* Exercise task *
Lines containing the string "Total" are to be collected in full.

* Begin Materials provided *

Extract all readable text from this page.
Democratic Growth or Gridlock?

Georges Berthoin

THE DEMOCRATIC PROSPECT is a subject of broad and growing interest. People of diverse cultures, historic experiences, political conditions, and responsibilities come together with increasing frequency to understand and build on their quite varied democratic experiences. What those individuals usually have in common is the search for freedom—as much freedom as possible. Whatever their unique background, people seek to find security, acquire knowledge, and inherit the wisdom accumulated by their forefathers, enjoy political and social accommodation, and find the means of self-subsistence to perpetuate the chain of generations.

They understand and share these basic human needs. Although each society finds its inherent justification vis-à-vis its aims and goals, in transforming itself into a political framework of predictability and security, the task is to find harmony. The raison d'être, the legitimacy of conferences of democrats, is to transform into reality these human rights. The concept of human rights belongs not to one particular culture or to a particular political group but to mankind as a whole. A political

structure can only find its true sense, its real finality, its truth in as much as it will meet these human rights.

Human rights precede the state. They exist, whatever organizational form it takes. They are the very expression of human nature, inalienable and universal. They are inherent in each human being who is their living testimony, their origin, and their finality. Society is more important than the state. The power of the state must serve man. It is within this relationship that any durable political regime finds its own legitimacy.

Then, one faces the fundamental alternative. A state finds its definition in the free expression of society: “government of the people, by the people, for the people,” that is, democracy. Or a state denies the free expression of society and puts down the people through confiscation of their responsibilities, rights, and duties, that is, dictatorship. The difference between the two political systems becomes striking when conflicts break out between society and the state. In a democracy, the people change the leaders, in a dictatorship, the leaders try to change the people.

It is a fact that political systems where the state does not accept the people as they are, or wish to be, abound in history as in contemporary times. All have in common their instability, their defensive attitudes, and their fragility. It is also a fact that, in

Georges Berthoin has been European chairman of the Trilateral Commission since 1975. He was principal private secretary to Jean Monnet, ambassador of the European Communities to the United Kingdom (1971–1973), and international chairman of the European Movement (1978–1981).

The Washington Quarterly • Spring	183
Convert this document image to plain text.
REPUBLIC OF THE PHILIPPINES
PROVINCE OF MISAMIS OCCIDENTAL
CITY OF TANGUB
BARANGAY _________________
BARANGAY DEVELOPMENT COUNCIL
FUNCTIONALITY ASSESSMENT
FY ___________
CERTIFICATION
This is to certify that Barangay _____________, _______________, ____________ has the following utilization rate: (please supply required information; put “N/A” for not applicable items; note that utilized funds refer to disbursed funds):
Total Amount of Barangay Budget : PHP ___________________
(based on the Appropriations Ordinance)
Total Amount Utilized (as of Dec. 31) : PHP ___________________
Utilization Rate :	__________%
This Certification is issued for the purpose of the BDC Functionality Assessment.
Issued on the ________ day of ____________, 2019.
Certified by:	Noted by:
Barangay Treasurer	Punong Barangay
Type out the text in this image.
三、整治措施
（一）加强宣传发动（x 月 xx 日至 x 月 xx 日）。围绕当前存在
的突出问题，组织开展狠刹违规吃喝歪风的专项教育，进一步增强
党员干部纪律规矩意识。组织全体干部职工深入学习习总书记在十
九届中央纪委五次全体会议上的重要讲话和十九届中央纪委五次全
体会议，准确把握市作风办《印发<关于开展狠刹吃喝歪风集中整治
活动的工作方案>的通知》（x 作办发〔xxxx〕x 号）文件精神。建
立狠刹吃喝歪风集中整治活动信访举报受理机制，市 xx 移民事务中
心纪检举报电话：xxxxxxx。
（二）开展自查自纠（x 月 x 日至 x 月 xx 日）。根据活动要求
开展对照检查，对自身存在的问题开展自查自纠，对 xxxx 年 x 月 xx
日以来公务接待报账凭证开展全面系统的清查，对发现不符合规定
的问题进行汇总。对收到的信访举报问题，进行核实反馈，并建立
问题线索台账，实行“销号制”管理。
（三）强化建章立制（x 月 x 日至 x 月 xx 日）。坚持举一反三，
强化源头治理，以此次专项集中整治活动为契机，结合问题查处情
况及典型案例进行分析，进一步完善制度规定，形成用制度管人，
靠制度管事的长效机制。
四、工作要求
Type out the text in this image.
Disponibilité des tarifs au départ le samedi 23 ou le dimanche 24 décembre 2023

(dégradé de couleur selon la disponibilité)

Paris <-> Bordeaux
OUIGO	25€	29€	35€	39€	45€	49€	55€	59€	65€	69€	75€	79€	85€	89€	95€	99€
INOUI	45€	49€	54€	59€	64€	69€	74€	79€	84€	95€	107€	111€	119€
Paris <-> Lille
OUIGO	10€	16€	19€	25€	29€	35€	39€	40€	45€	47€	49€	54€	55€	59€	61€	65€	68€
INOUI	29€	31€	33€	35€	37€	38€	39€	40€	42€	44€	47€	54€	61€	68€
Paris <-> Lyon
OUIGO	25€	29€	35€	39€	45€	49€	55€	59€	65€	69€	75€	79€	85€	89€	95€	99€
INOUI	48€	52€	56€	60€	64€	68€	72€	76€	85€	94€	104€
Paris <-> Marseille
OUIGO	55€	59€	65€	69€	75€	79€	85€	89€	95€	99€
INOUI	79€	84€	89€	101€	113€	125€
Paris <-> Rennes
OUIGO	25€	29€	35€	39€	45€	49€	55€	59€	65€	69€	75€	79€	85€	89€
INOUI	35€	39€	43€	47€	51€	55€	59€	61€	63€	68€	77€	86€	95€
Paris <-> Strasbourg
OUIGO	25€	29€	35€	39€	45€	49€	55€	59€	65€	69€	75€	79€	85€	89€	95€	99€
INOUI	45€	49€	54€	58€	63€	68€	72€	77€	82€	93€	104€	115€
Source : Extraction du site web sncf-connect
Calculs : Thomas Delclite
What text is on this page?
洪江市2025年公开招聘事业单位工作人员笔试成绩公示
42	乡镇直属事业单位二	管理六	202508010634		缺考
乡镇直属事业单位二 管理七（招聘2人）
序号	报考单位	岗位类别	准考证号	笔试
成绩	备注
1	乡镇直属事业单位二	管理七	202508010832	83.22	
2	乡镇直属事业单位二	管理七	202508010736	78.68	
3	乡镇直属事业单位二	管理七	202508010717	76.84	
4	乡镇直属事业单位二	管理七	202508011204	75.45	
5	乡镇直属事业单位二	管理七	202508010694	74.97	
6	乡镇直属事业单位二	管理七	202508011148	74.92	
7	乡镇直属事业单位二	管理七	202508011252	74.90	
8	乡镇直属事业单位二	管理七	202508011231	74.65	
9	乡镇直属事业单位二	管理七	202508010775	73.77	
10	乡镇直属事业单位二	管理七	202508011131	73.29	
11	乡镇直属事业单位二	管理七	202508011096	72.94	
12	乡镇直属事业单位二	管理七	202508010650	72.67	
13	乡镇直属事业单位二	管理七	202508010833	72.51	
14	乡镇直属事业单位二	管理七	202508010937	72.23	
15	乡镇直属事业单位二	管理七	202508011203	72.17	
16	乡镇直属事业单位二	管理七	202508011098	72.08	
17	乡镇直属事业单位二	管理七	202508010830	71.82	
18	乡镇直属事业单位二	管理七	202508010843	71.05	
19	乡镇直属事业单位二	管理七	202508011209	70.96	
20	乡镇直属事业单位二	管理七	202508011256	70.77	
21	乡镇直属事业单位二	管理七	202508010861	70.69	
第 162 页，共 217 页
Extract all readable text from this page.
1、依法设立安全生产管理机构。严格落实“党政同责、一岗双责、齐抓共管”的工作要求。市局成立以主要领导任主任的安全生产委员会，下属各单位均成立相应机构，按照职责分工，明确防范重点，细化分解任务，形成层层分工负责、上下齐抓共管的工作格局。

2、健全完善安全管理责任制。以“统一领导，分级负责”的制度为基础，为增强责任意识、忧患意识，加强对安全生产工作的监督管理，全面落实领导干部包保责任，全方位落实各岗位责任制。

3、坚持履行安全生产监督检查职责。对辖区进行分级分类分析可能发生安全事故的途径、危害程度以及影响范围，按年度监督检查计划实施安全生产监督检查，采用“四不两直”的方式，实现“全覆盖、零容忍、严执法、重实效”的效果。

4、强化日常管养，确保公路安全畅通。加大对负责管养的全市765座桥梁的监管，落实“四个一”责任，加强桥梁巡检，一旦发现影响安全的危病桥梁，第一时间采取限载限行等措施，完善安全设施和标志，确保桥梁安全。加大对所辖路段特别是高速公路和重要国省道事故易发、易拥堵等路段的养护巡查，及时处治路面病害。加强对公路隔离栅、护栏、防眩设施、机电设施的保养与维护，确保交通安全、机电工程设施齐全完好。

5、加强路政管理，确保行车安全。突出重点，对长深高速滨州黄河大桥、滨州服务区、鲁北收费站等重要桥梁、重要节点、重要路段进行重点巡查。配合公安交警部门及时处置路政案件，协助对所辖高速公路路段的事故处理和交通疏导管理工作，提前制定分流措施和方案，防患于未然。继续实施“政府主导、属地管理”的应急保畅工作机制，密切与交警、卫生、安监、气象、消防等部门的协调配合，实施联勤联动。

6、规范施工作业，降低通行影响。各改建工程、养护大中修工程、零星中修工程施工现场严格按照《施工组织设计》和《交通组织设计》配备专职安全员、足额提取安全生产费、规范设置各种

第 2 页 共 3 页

* End Materials provided *

* Correct response *
Total Amount of Barangay Budget : PHP ___________________
Total Amount Utilized (as of Dec. 31) : PHP ___________________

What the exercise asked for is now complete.